TEXT PROVIDED
----

However, after seeing their score, most students reported doing did better than they expected.

Code

plt +
  aes(FELT) + 
  stat_count() +
  labs(
    title = "How students felt after seeing their scores",
    subtitle = "Generally student felt the performed at least as they had expected. Interestingly, most students \nperformed better than they expected after the exam.",
    x = "Feeling after seeing score",
    caption = "Fig. 3"
  )

Resources utilized

I was particularly interested in the number of resources students used to prepare for this exam and what those resources were.

Students had seven resources available to them:

Professor office hours,
TA office hours,
Individual appointments,
Study groups,
Textbook examples,
Posted videos, and
Emailing for HW hints/verification.

Most only used two options none used more than five.

Code

res_stats <- summary(survey$tot_res)

----

(Items listed in a dataset)

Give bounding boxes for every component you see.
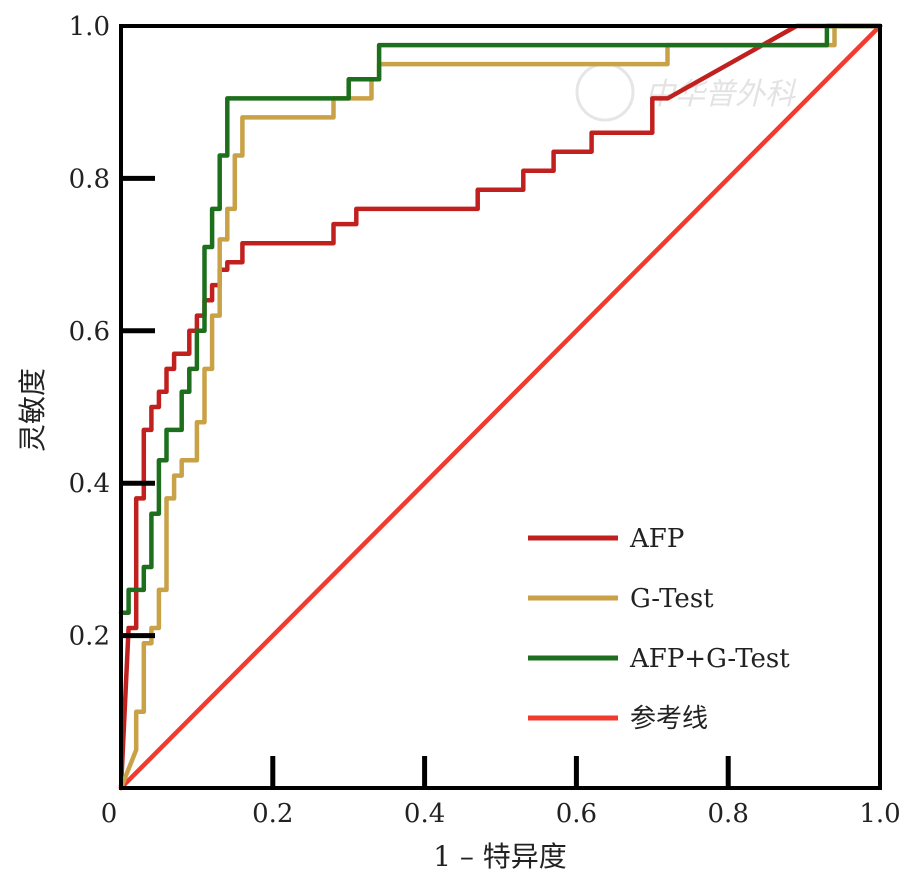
watermark: 中华普外科 — [575, 62, 797, 122]
x-tick-label: 0 — [101, 799, 118, 829]
series-line-AFP+G-Test — [118, 23, 883, 615]
legend-label: 参考线 — [630, 704, 708, 734]
x-tick-label: 0.8 — [708, 799, 749, 829]
plot-frame — [119, 24, 882, 790]
x-axis-title: 1 – 特异度 — [433, 840, 567, 873]
x-tick-label: 0.6 — [556, 799, 597, 829]
y-tick-label: 0.6 — [69, 317, 110, 347]
y-tick-label: 1.0 — [69, 12, 110, 42]
ticks-layer: 0 0.2 0.4 0.6 0.8 1.0 0.2 0.4 0.6 0.8 1.0 — [69, 12, 901, 829]
y-tick-label: 0.8 — [69, 164, 110, 194]
watermark-text: 中华普外科 — [645, 77, 797, 112]
x-tick-label: 1.0 — [859, 799, 900, 829]
x-tick-label: 0.2 — [252, 799, 293, 829]
y-tick-label: 0.4 — [69, 469, 110, 499]
legend: AFP G-Test AFP+G-Test 参考线 — [528, 524, 790, 734]
x-tick-label: 0.4 — [404, 799, 445, 829]
legend-label: G-Test — [630, 584, 714, 614]
y-axis-title: 灵敏度 — [16, 368, 49, 452]
series-line-参考线 — [118, 23, 883, 791]
legend-label: AFP+G-Test — [629, 644, 790, 674]
legend-label: AFP — [629, 524, 684, 554]
y-tick-label: 0.2 — [69, 622, 110, 652]
watermark-seal-icon — [575, 62, 635, 122]
series-layer — [118, 23, 883, 791]
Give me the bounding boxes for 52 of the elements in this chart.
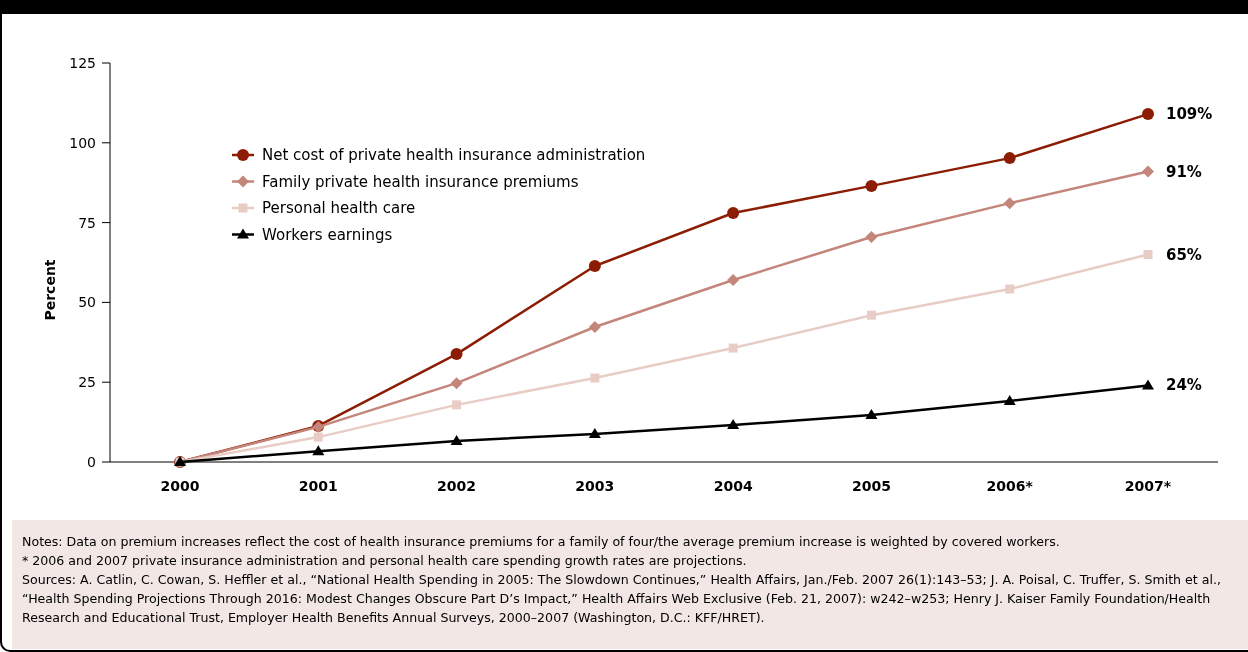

----

PROBLEM STATEMENT
Repeat word for word the part of the student exam survey text above that opens with the words containing "I was particularly" and closes with "more than five.".

EXERCISE SOLUTION
I was particularly interested in the number of resources students used to prepare for this exam and what those resources were.

Students had seven resources available to them:

Professor office hours,
TA office hours,
Individual appointments,
Study groups,
Textbook examples,
Posted videos, and
Emailing for HW hints/verification.

Most only used two options none used more than five.